** What you are asked to do **
Return each line of the records with nothing changed, pictures excepted.

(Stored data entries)
■ ■ ■ ■ ■

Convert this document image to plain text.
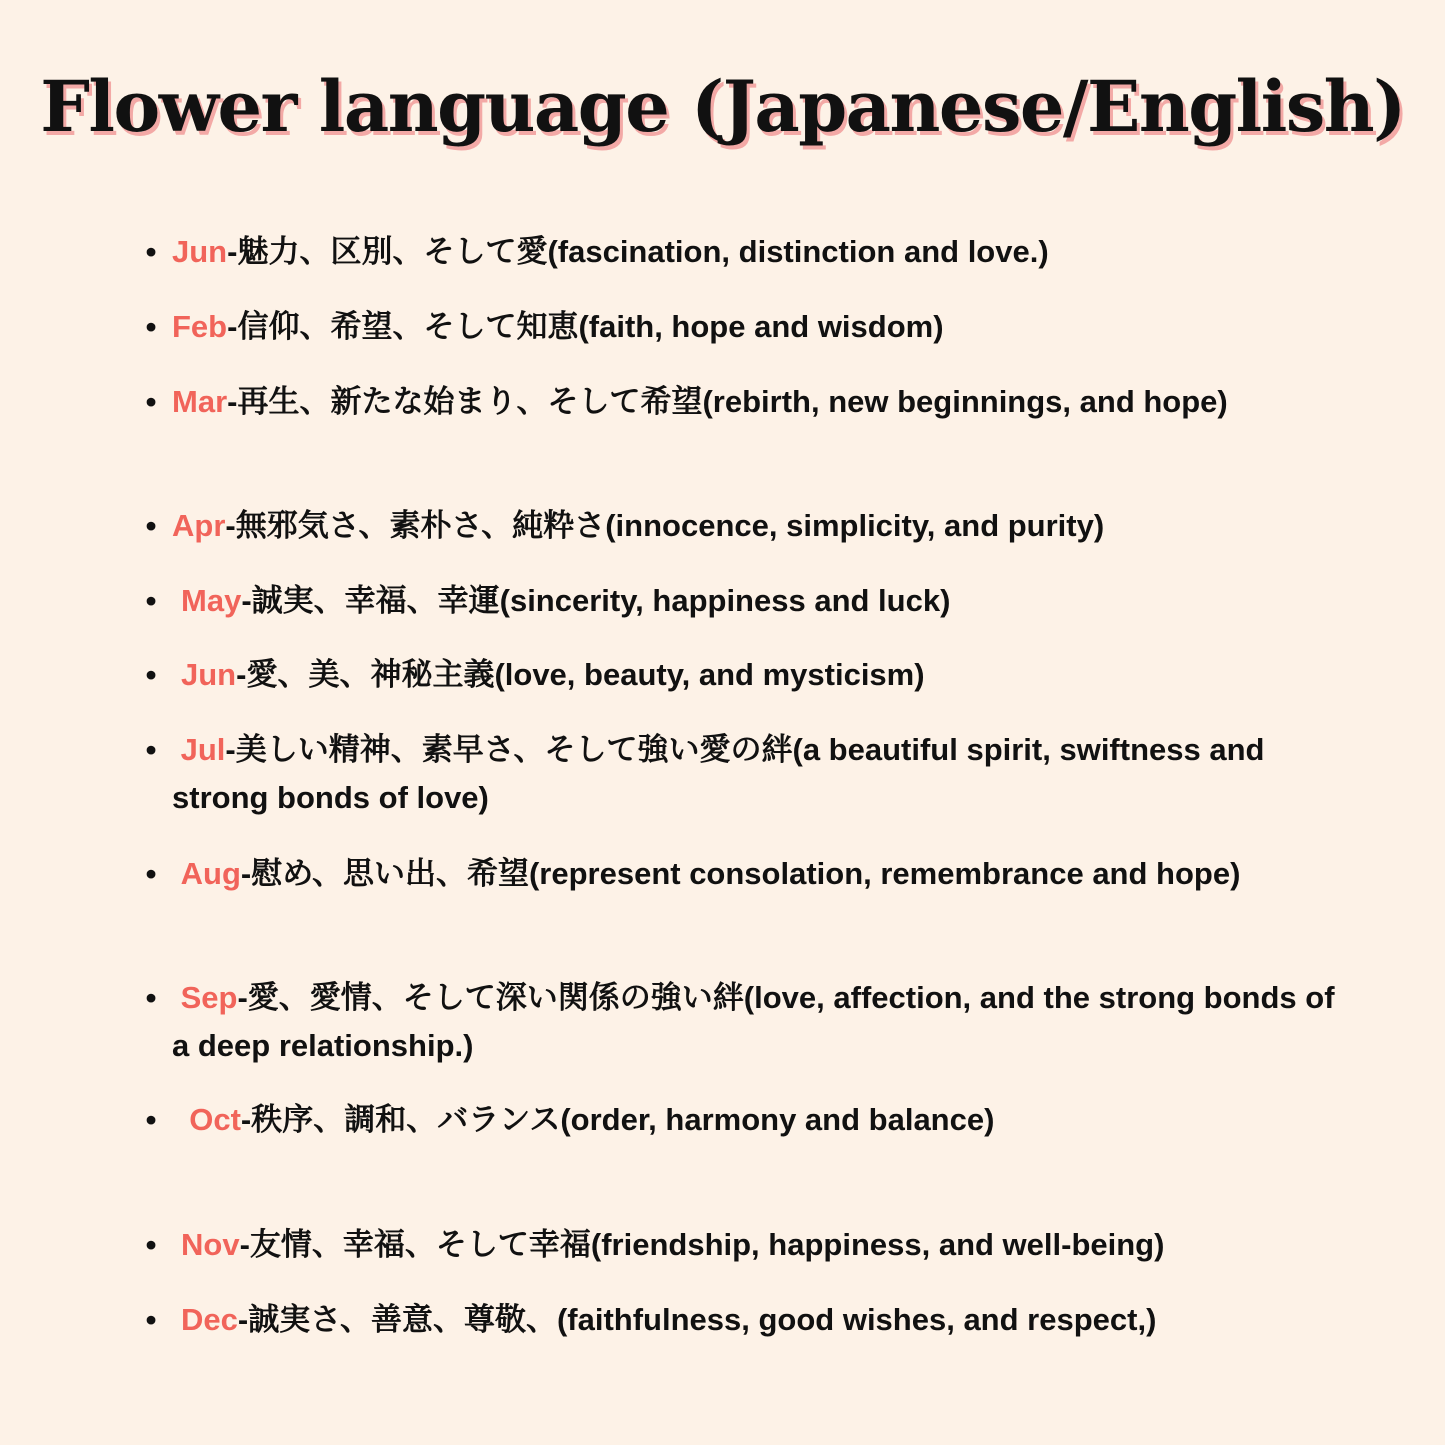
Flower language (Japanese/English)
• Jun-魅力、区別、そして愛(fascination, distinction and love.)
• Feb-信仰、希望、そして知恵(faith, hope and wisdom)
• Mar-再生、新たな始まり、そして希望(rebirth, new beginnings, and hope)
• Apr-無邪気さ、素朴さ、純粋さ(innocence, simplicity, and purity)
• May-誠実、幸福、幸運(sincerity, happiness and luck)
• Jun-愛、美、神秘主義(love, beauty, and mysticism)
• Jul-美しい精神、素早さ、そして強い愛の絆(a beautiful spirit, swiftness and strong bonds of love)
• Aug-慰め、思い出、希望(represent consolation, remembrance and hope)
• Sep-愛、愛情、そして深い関係の強い絆(love, affection, and the strong bonds of a deep relationship.)
•	Oct-秩序、調和、バランス(order, harmony and balance)
• Nov-友情、幸福、そして幸福(friendship, happiness, and well-being)
• Dec-誠実さ、善意、尊敬、(faithfulness, good wishes, and respect,)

■ ■ ■ ■ ■

** Correct answer **
Convert this document image to plain text.
Flower language (Japanese/English)
• Jun-魅力、区別、そして愛(fascination, distinction and love.)
• Feb-信仰、希望、そして知恵(faith, hope and wisdom)
• Mar-再生、新たな始まり、そして希望(rebirth, new beginnings, and hope)
• Apr-無邪気さ、素朴さ、純粋さ(innocence, simplicity, and purity)
• May-誠実、幸福、幸運(sincerity, happiness and luck)
• Jun-愛、美、神秘主義(love, beauty, and mysticism)
• Jul-美しい精神、素早さ、そして強い愛の絆(a beautiful spirit, swiftness and strong bonds of love)
• Aug-慰め、思い出、希望(represent consolation, remembrance and hope)
• Sep-愛、愛情、そして深い関係の強い絆(love, affection, and the strong bonds of a deep relationship.)
•	Oct-秩序、調和、バランス(order, harmony and balance)
• Nov-友情、幸福、そして幸福(friendship, happiness, and well-being)
• Dec-誠実さ、善意、尊敬、(faithfulness, good wishes, and respect,)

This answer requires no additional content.